**Your task**
Take the listing and print it in full, exactly as given.

Dataset excerpts
/---

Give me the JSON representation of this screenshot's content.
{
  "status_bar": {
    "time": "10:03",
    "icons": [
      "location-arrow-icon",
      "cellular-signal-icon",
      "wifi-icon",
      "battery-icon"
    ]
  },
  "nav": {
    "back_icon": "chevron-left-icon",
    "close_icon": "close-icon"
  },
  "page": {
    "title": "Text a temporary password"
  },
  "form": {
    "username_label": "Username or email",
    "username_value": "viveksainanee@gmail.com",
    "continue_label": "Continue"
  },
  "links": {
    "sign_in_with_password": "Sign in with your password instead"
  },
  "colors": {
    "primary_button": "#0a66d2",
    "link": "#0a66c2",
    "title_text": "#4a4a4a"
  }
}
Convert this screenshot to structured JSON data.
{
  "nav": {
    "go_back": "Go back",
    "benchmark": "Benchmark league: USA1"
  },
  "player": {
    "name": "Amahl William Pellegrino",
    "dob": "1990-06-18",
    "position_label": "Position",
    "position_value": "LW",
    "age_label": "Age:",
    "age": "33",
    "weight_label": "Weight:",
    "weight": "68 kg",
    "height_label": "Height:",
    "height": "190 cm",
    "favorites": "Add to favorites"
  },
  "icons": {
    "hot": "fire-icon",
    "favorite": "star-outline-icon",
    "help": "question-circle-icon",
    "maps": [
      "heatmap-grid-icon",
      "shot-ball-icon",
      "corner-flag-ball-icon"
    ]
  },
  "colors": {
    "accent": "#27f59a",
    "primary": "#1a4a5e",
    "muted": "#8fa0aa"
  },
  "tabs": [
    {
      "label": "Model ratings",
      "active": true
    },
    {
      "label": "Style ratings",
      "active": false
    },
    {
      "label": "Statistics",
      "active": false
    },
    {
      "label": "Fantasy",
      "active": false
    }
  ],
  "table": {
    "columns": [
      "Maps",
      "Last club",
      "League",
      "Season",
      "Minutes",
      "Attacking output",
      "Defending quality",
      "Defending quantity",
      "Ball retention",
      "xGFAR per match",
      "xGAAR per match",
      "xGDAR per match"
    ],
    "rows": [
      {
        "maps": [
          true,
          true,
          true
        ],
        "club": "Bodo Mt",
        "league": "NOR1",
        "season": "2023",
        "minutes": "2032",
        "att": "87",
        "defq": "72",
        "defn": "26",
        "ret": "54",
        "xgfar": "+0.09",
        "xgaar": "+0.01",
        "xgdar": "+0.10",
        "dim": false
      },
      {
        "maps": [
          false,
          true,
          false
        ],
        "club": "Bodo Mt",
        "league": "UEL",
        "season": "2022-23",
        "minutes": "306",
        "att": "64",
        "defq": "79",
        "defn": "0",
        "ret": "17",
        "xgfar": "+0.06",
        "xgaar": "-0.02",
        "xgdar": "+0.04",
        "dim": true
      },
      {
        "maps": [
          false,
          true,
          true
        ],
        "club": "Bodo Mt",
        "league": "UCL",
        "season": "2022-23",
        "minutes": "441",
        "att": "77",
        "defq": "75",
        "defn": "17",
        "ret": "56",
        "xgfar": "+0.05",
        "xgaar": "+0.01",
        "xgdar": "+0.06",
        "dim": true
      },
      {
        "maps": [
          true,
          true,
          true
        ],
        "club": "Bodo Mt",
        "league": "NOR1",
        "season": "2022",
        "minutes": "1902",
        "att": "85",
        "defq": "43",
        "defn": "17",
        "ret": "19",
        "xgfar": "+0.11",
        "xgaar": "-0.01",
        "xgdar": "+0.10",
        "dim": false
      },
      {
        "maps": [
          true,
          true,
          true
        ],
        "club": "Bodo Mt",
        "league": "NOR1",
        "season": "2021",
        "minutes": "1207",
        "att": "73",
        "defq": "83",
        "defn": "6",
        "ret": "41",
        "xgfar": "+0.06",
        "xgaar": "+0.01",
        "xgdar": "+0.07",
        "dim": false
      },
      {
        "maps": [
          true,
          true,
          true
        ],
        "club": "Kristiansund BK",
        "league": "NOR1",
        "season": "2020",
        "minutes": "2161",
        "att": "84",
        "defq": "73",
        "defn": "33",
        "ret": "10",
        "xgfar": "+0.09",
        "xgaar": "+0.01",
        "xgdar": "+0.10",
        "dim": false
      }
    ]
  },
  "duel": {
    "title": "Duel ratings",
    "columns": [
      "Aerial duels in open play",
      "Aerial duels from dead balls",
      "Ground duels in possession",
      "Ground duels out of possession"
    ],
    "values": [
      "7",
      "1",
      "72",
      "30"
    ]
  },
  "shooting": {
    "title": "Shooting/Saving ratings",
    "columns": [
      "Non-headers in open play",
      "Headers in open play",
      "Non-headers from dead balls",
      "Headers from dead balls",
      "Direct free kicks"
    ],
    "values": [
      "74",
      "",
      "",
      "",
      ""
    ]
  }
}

\---

**Exercise output**
Give me the JSON representation of this screenshot's content.
{
  "status_bar": {
    "time": "10:03",
    "icons": [
      "location-arrow-icon",
      "cellular-signal-icon",
      "wifi-icon",
      "battery-icon"
    ]
  },
  "nav": {
    "back_icon": "chevron-left-icon",
    "close_icon": "close-icon"
  },
  "page": {
    "title": "Text a temporary password"
  },
  "form": {
    "username_label": "Username or email",
    "username_value": "viveksainanee@gmail.com",
    "continue_label": "Continue"
  },
  "links": {
    "sign_in_with_password": "Sign in with your password instead"
  },
  "colors": {
    "primary_button": "#0a66d2",
    "link": "#0a66c2",
    "title_text": "#4a4a4a"
  }
}
Convert this screenshot to structured JSON data.
{
  "nav": {
    "go_back": "Go back",
    "benchmark": "Benchmark league: USA1"
  },
  "player": {
    "name": "Amahl William Pellegrino",
    "dob": "1990-06-18",
    "position_label": "Position",
    "position_value": "LW",
    "age_label": "Age:",
    "age": "33",
    "weight_label": "Weight:",
    "weight": "68 kg",
    "height_label": "Height:",
    "height": "190 cm",
    "favorites": "Add to favorites"
  },
  "icons": {
    "hot": "fire-icon",
    "favorite": "star-outline-icon",
    "help": "question-circle-icon",
    "maps": [
      "heatmap-grid-icon",
      "shot-ball-icon",
      "corner-flag-ball-icon"
    ]
  },
  "colors": {
    "accent": "#27f59a",
    "primary": "#1a4a5e",
    "muted": "#8fa0aa"
  },
  "tabs": [
    {
      "label": "Model ratings",
      "active": true
    },
    {
      "label": "Style ratings",
      "active": false
    },
    {
      "label": "Statistics",
      "active": false
    },
    {
      "label": "Fantasy",
      "active": false
    }
  ],
  "table": {
    "columns": [
      "Maps",
      "Last club",
      "League",
      "Season",
      "Minutes",
      "Attacking output",
      "Defending quality",
      "Defending quantity",
      "Ball retention",
      "xGFAR per match",
      "xGAAR per match",
      "xGDAR per match"
    ],
    "rows": [
      {
        "maps": [
          true,
          true,
          true
        ],
        "club": "Bodo Mt",
        "league": "NOR1",
        "season": "2023",
        "minutes": "2032",
        "att": "87",
        "defq": "72",
        "defn": "26",
        "ret": "54",
        "xgfar": "+0.09",
        "xgaar": "+0.01",
        "xgdar": "+0.10",
        "dim": false
      },
      {
        "maps": [
          false,
          true,
          false
        ],
        "club": "Bodo Mt",
        "league": "UEL",
        "season": "2022-23",
        "minutes": "306",
        "att": "64",
        "defq": "79",
        "defn": "0",
        "ret": "17",
        "xgfar": "+0.06",
        "xgaar": "-0.02",
        "xgdar": "+0.04",
        "dim": true
      },
      {
        "maps": [
          false,
          true,
          true
        ],
        "club": "Bodo Mt",
        "league": "UCL",
        "season": "2022-23",
        "minutes": "441",
        "att": "77",
        "defq": "75",
        "defn": "17",
        "ret": "56",
        "xgfar": "+0.05",
        "xgaar": "+0.01",
        "xgdar": "+0.06",
        "dim": true
      },
      {
        "maps": [
          true,
          true,
          true
        ],
        "club": "Bodo Mt",
        "league": "NOR1",
        "season": "2022",
        "minutes": "1902",
        "att": "85",
        "defq": "43",
        "defn": "17",
        "ret": "19",
        "xgfar": "+0.11",
        "xgaar": "-0.01",
        "xgdar": "+0.10",
        "dim": false
      },
      {
        "maps": [
          true,
          true,
          true
        ],
        "club": "Bodo Mt",
        "league": "NOR1",
        "season": "2021",
        "minutes": "1207",
        "att": "73",
        "defq": "83",
        "defn": "6",
        "ret": "41",
        "xgfar": "+0.06",
        "xgaar": "+0.01",
        "xgdar": "+0.07",
        "dim": false
      },
      {
        "maps": [
          true,
          true,
          true
        ],
        "club": "Kristiansund BK",
        "league": "NOR1",
        "season": "2020",
        "minutes": "2161",
        "att": "84",
        "defq": "73",
        "defn": "33",
        "ret": "10",
        "xgfar": "+0.09",
        "xgaar": "+0.01",
        "xgdar": "+0.10",
        "dim": false
      }
    ]
  },
  "duel": {
    "title": "Duel ratings",
    "columns": [
      "Aerial duels in open play",
      "Aerial duels from dead balls",
      "Ground duels in possession",
      "Ground duels out of possession"
    ],
    "values": [
      "7",
      "1",
      "72",
      "30"
    ]
  },
  "shooting": {
    "title": "Shooting/Saving ratings",
    "columns": [
      "Non-headers in open play",
      "Headers in open play",
      "Non-headers from dead balls",
      "Headers from dead balls",
      "Direct free kicks"
    ],
    "values": [
      "74",
      "",
      "",
      "",
      ""
    ]
  }
}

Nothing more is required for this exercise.